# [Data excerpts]

-- Start --

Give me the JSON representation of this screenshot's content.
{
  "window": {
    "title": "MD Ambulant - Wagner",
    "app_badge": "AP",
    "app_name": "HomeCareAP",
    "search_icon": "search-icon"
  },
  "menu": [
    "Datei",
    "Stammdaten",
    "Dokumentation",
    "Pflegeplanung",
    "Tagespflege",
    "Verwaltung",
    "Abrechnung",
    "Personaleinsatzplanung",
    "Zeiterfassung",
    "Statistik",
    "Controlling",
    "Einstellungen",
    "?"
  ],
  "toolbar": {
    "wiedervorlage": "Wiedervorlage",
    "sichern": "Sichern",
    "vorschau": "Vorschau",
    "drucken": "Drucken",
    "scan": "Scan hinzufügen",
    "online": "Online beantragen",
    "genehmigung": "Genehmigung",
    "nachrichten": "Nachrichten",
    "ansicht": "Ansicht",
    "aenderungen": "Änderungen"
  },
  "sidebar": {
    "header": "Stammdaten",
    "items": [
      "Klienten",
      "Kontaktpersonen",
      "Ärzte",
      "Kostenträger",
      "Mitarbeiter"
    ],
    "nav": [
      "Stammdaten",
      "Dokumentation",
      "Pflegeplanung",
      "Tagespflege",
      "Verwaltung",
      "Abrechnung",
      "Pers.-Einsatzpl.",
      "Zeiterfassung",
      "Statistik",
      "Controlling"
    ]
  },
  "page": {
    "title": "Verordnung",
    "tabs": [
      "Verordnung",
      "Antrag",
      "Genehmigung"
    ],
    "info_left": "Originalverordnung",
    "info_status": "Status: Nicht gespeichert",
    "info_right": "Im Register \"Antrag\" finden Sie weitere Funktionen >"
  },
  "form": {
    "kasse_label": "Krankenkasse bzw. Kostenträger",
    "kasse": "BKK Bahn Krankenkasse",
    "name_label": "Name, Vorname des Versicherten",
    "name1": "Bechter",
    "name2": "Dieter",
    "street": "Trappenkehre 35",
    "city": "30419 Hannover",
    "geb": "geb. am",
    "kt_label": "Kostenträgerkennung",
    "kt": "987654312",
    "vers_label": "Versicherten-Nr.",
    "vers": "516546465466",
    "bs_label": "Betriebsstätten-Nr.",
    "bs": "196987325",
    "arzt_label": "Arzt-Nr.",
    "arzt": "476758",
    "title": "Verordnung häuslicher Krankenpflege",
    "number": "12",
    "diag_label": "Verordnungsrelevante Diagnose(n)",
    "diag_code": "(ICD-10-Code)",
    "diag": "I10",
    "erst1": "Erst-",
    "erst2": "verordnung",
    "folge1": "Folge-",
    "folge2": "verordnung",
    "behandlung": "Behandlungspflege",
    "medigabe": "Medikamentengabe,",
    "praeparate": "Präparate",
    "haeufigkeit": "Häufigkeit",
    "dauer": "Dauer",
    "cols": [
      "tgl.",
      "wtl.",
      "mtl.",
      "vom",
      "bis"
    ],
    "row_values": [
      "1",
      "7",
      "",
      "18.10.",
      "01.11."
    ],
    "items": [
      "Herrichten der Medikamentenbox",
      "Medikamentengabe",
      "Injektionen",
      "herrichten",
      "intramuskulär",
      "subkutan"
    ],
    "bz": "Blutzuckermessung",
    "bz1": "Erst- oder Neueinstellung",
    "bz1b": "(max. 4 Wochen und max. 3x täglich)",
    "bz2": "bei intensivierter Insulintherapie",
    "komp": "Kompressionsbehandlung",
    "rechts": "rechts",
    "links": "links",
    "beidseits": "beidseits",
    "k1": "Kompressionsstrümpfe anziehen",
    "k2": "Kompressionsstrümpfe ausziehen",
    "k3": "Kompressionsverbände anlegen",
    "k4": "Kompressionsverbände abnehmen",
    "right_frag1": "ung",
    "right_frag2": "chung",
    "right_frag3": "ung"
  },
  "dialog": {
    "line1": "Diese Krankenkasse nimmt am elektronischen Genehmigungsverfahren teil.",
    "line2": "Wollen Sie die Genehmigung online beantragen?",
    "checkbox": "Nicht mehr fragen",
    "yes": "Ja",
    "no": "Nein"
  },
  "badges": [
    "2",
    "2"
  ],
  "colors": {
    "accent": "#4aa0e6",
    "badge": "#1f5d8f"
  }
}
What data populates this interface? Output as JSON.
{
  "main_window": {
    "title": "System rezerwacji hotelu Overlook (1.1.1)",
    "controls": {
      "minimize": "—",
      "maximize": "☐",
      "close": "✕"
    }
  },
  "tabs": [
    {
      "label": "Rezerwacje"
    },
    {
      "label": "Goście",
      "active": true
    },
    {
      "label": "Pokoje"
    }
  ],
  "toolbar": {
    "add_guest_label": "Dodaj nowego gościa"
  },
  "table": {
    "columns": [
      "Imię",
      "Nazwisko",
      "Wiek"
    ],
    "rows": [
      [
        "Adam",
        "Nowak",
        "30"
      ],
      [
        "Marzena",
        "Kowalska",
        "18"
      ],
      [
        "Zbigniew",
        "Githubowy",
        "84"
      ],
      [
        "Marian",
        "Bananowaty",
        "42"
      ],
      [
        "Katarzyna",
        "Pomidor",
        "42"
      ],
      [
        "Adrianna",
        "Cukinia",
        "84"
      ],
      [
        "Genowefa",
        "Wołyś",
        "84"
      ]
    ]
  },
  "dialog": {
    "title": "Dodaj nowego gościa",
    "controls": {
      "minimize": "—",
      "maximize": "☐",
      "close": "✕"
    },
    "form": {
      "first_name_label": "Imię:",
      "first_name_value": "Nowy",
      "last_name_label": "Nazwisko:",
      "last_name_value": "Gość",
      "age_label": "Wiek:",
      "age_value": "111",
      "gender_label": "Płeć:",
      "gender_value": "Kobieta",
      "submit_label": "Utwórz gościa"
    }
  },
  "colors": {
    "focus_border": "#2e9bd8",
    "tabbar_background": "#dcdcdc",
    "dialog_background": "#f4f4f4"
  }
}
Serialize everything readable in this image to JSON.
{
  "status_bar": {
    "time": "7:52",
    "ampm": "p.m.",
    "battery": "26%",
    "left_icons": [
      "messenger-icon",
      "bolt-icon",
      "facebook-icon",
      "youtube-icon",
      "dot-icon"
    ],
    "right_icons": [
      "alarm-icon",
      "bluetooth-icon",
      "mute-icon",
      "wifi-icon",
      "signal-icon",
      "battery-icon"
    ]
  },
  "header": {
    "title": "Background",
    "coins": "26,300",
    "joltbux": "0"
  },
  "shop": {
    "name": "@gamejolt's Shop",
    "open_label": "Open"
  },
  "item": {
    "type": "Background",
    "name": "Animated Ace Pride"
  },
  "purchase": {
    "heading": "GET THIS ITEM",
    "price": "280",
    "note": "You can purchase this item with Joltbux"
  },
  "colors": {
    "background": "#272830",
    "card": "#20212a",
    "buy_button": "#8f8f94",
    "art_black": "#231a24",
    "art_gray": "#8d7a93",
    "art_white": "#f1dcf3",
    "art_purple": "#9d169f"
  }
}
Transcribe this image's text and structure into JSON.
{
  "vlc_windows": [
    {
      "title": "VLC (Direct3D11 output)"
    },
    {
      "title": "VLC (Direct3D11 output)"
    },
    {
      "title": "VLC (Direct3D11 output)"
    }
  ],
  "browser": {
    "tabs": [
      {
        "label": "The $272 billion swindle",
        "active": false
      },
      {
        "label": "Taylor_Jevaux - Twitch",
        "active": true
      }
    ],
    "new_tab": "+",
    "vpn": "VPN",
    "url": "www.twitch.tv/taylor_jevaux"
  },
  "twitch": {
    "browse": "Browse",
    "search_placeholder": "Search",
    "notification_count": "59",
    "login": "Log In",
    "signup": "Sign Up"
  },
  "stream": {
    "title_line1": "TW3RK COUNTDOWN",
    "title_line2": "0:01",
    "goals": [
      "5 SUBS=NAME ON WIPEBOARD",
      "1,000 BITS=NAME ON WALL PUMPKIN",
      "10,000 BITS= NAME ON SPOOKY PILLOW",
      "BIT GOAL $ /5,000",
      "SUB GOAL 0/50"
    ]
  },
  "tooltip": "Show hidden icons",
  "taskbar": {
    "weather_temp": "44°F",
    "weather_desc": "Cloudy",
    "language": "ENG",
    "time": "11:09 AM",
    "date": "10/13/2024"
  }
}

-- End --

# [THE PROBLEM]
List each line in the listing that contains the string "Dodaj".

# [REPLY TO THE TASK]
    "add_guest_label": "Dodaj nowego gościa"
    "title": "Dodaj nowego gościa",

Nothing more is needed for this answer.